#### SELECTED TEXT

☆ ☆ ☆ ☆

Abstract

Abstract. We present a scenario resulting in time-dependent behaviour of the bow shock and transient, local ion reflection under unchanging solar wind conditions. Dayside magnetopause reconnection produces flux transfer events driving fast-mode wave fronts in the magnetosheath. These fronts push out the bow shock surface due to their increased downstream pressure. The resulting bow shock deformations lead to a configuration favourable to localized ion reflection and thus the formation of transient, travelling foreshock-like field-aligned ion beams. This is identified in two-dimensional global magnetospheric hybrid-Vlasov simulations of the Earth's magnetosphere performed using the Vlasiator model (http://vlasiator.fmi.fi). We also present observational data showing the occurrence of dayside reconnection and flux transfer events at the same time as Geotail observations of transient foreshock-like field-aligned ion beams. The spacecraft is located well upstream of the foreshock edge and the bow shock, during a steady southward interplanetary magnetic field and in the absence of any solar wind or interplanetary magnetic field perturbations. This indicates the formation of such localized ion foreshocks.

☆ ☆ ☆ ☆

#### PROBLEM
The abstract describes a chain of events that begins with dayside magnetopause reconnection. List each link in that chain in order, ending with the ion beams.

#### GIVEN MATERIAL
☆ ☆ ☆ ☆

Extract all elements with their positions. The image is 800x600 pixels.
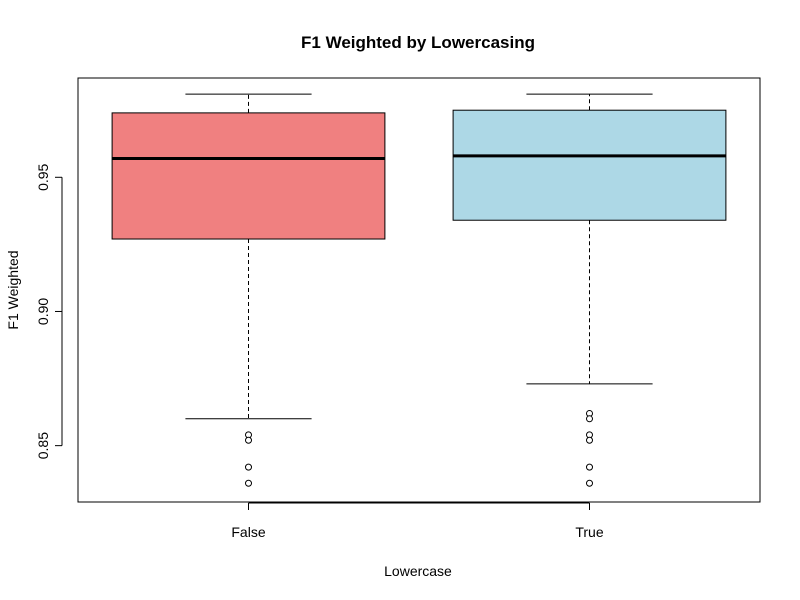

☆ ☆ ☆ ☆

#### FINISHED TASK
1. Dayside magnetopause reconnection produces flux transfer events.
2. The flux transfer events drive fast-mode wave fronts in the magnetosheath.
3. These fronts push out the bow shock surface because of their increased downstream pressure.
4. The resulting bow shock deformations create a configuration favorable to localized ion reflection.
5. Transient, traveling foreshock-like field-aligned ion beams form.